▸ **Problem statement**:
Only the pictures are omitted; repeat all other data exactly.

* begin Record excerpts *

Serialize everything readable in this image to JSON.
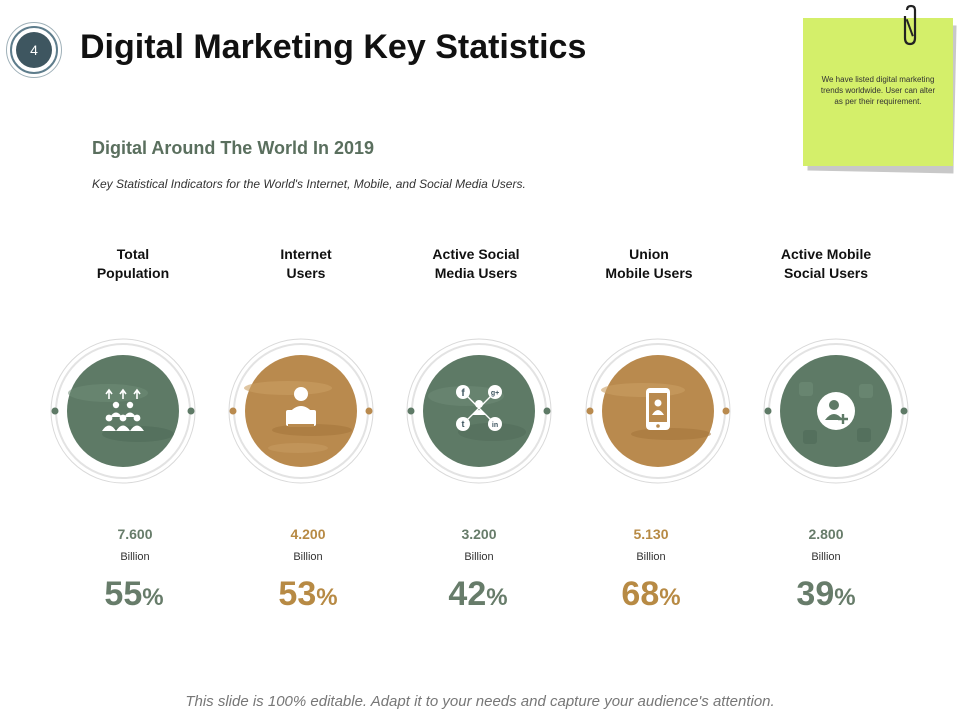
{
  "slide": {
    "number": "4",
    "title": "Digital Marketing Key Statistics"
  },
  "note": {
    "text": "We have listed digital marketing trends worldwide.  User can alter as per  their requirement."
  },
  "section": {
    "heading": "Digital Around The World In 2019",
    "description": "Key Statistical Indicators for the World's Internet, Mobile, and Social Media Users."
  },
  "colors": {
    "green": "#677c6a",
    "tan": "#b78a44",
    "green_fill": "#5e7a66",
    "tan_fill": "#b98a4e"
  },
  "stats": [
    {
      "label_line1": "Total",
      "label_line2": "Population",
      "icon": "population-growth-icon",
      "value": "7.600",
      "unit": "Billion",
      "percent": "55",
      "percent_sign": "%"
    },
    {
      "label_line1": "Internet",
      "label_line2": "Users",
      "icon": "computer-user-icon",
      "value": "4.200",
      "unit": "Billion",
      "percent": "53",
      "percent_sign": "%"
    },
    {
      "label_line1": "Active Social",
      "label_line2": "Media Users",
      "icon": "social-network-icon",
      "value": "3.200",
      "unit": "Billion",
      "percent": "42",
      "percent_sign": "%"
    },
    {
      "label_line1": "Union",
      "label_line2": "Mobile Users",
      "icon": "mobile-user-icon",
      "value": "5.130",
      "unit": "Billion",
      "percent": "68",
      "percent_sign": "%"
    },
    {
      "label_line1": "Active Mobile",
      "label_line2": "Social Users",
      "icon": "add-user-icon",
      "value": "2.800",
      "unit": "Billion",
      "percent": "39",
      "percent_sign": "%"
    }
  ],
  "social_glyphs": {
    "facebook": "f",
    "google": "g+",
    "twitter": "t",
    "linkedin": "in"
  },
  "footer": "This slide is 100% editable. Adapt it to your needs and capture your audience's attention."
}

* end Record excerpts *

▸ **Solution**:
Serialize everything readable in this image to JSON.
{
  "slide": {
    "number": "4",
    "title": "Digital Marketing Key Statistics"
  },
  "note": {
    "text": "We have listed digital marketing trends worldwide.  User can alter as per  their requirement."
  },
  "section": {
    "heading": "Digital Around The World In 2019",
    "description": "Key Statistical Indicators for the World's Internet, Mobile, and Social Media Users."
  },
  "colors": {
    "green": "#677c6a",
    "tan": "#b78a44",
    "green_fill": "#5e7a66",
    "tan_fill": "#b98a4e"
  },
  "stats": [
    {
      "label_line1": "Total",
      "label_line2": "Population",
      "icon": "population-growth-icon",
      "value": "7.600",
      "unit": "Billion",
      "percent": "55",
      "percent_sign": "%"
    },
    {
      "label_line1": "Internet",
      "label_line2": "Users",
      "icon": "computer-user-icon",
      "value": "4.200",
      "unit": "Billion",
      "percent": "53",
      "percent_sign": "%"
    },
    {
      "label_line1": "Active Social",
      "label_line2": "Media Users",
      "icon": "social-network-icon",
      "value": "3.200",
      "unit": "Billion",
      "percent": "42",
      "percent_sign": "%"
    },
    {
      "label_line1": "Union",
      "label_line2": "Mobile Users",
      "icon": "mobile-user-icon",
      "value": "5.130",
      "unit": "Billion",
      "percent": "68",
      "percent_sign": "%"
    },
    {
      "label_line1": "Active Mobile",
      "label_line2": "Social Users",
      "icon": "add-user-icon",
      "value": "2.800",
      "unit": "Billion",
      "percent": "39",
      "percent_sign": "%"
    }
  ],
  "social_glyphs": {
    "facebook": "f",
    "google": "g+",
    "twitter": "t",
    "linkedin": "in"
  },
  "footer": "This slide is 100% editable. Adapt it to your needs and capture your audience's attention."
}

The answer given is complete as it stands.